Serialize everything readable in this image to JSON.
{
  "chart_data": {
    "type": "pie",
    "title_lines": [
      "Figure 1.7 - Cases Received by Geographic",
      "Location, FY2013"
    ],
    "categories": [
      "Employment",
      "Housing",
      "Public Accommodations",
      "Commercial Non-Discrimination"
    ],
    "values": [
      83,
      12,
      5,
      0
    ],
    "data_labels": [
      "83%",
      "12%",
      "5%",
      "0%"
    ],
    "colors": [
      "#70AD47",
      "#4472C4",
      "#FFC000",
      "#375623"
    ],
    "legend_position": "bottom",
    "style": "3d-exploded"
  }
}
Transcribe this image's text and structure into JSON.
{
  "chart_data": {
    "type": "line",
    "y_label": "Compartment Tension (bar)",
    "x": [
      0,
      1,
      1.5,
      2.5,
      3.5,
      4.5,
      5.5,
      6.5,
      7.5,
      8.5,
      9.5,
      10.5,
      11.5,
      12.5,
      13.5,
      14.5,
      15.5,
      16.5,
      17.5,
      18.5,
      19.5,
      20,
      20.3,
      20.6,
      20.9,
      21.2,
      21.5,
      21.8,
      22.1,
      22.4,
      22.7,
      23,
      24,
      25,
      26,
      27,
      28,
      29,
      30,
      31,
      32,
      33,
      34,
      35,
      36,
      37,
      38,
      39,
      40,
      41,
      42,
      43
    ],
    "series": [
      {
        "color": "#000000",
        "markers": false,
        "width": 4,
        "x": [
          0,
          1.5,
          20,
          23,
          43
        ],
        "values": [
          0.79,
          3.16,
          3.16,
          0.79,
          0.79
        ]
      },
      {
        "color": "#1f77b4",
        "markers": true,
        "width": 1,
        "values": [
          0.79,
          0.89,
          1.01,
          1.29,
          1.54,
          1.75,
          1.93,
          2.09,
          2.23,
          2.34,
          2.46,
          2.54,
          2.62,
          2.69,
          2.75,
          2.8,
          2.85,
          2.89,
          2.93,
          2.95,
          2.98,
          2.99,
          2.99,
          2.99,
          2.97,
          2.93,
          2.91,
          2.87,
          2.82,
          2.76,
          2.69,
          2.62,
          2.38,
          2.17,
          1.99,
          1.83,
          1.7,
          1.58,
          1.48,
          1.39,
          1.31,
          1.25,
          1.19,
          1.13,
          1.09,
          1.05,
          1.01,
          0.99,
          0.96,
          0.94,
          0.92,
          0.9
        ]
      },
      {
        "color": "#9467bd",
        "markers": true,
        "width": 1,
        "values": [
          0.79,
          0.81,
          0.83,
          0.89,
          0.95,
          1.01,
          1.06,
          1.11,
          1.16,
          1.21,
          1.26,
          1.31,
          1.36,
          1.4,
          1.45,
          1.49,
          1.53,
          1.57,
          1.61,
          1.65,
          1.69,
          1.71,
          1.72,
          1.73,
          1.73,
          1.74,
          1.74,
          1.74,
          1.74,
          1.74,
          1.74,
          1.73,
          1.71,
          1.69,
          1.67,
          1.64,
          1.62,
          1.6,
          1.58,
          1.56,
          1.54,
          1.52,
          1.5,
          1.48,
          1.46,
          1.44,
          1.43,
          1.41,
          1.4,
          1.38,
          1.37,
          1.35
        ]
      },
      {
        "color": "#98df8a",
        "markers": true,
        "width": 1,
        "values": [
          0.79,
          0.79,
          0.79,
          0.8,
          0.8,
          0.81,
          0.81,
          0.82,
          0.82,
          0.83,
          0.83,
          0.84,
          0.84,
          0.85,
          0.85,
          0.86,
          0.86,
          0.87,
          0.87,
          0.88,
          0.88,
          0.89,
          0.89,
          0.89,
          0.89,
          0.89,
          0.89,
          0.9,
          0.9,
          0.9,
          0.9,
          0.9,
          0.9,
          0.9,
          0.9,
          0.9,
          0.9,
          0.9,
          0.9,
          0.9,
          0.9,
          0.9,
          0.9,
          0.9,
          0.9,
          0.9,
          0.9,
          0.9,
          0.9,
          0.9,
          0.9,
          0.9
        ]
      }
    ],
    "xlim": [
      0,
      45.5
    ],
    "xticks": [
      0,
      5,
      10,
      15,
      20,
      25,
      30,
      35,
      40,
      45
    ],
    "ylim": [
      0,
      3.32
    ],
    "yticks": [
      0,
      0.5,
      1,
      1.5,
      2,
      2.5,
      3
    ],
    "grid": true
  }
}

+++++

*Your objective:*
All of the material above needs to be retyped word for word.

*Answer to the task:*
Serialize everything readable in this image to JSON.
{
  "chart_data": {
    "type": "pie",
    "title_lines": [
      "Figure 1.7 - Cases Received by Geographic",
      "Location, FY2013"
    ],
    "categories": [
      "Employment",
      "Housing",
      "Public Accommodations",
      "Commercial Non-Discrimination"
    ],
    "values": [
      83,
      12,
      5,
      0
    ],
    "data_labels": [
      "83%",
      "12%",
      "5%",
      "0%"
    ],
    "colors": [
      "#70AD47",
      "#4472C4",
      "#FFC000",
      "#375623"
    ],
    "legend_position": "bottom",
    "style": "3d-exploded"
  }
}
Transcribe this image's text and structure into JSON.
{
  "chart_data": {
    "type": "line",
    "y_label": "Compartment Tension (bar)",
    "x": [
      0,
      1,
      1.5,
      2.5,
      3.5,
      4.5,
      5.5,
      6.5,
      7.5,
      8.5,
      9.5,
      10.5,
      11.5,
      12.5,
      13.5,
      14.5,
      15.5,
      16.5,
      17.5,
      18.5,
      19.5,
      20,
      20.3,
      20.6,
      20.9,
      21.2,
      21.5,
      21.8,
      22.1,
      22.4,
      22.7,
      23,
      24,
      25,
      26,
      27,
      28,
      29,
      30,
      31,
      32,
      33,
      34,
      35,
      36,
      37,
      38,
      39,
      40,
      41,
      42,
      43
    ],
    "series": [
      {
        "color": "#000000",
        "markers": false,
        "width": 4,
        "x": [
          0,
          1.5,
          20,
          23,
          43
        ],
        "values": [
          0.79,
          3.16,
          3.16,
          0.79,
          0.79
        ]
      },
      {
        "color": "#1f77b4",
        "markers": true,
        "width": 1,
        "values": [
          0.79,
          0.89,
          1.01,
          1.29,
          1.54,
          1.75,
          1.93,
          2.09,
          2.23,
          2.34,
          2.46,
          2.54,
          2.62,
          2.69,
          2.75,
          2.8,
          2.85,
          2.89,
          2.93,
          2.95,
          2.98,
          2.99,
          2.99,
          2.99,
          2.97,
          2.93,
          2.91,
          2.87,
          2.82,
          2.76,
          2.69,
          2.62,
          2.38,
          2.17,
          1.99,
          1.83,
          1.7,
          1.58,
          1.48,
          1.39,
          1.31,
          1.25,
          1.19,
          1.13,
          1.09,
          1.05,
          1.01,
          0.99,
          0.96,
          0.94,
          0.92,
          0.9
        ]
      },
      {
        "color": "#9467bd",
        "markers": true,
        "width": 1,
        "values": [
          0.79,
          0.81,
          0.83,
          0.89,
          0.95,
          1.01,
          1.06,
          1.11,
          1.16,
          1.21,
          1.26,
          1.31,
          1.36,
          1.4,
          1.45,
          1.49,
          1.53,
          1.57,
          1.61,
          1.65,
          1.69,
          1.71,
          1.72,
          1.73,
          1.73,
          1.74,
          1.74,
          1.74,
          1.74,
          1.74,
          1.74,
          1.73,
          1.71,
          1.69,
          1.67,
          1.64,
          1.62,
          1.6,
          1.58,
          1.56,
          1.54,
          1.52,
          1.5,
          1.48,
          1.46,
          1.44,
          1.43,
          1.41,
          1.4,
          1.38,
          1.37,
          1.35
        ]
      },
      {
        "color": "#98df8a",
        "markers": true,
        "width": 1,
        "values": [
          0.79,
          0.79,
          0.79,
          0.8,
          0.8,
          0.81,
          0.81,
          0.82,
          0.82,
          0.83,
          0.83,
          0.84,
          0.84,
          0.85,
          0.85,
          0.86,
          0.86,
          0.87,
          0.87,
          0.88,
          0.88,
          0.89,
          0.89,
          0.89,
          0.89,
          0.89,
          0.89,
          0.9,
          0.9,
          0.9,
          0.9,
          0.9,
          0.9,
          0.9,
          0.9,
          0.9,
          0.9,
          0.9,
          0.9,
          0.9,
          0.9,
          0.9,
          0.9,
          0.9,
          0.9,
          0.9,
          0.9,
          0.9,
          0.9,
          0.9,
          0.9,
          0.9
        ]
      }
    ],
    "xlim": [
      0,
      45.5
    ],
    "xticks": [
      0,
      5,
      10,
      15,
      20,
      25,
      30,
      35,
      40,
      45
    ],
    "ylim": [
      0,
      3.32
    ],
    "yticks": [
      0,
      0.5,
      1,
      1.5,
      2,
      2.5,
      3
    ],
    "grid": true
  }
}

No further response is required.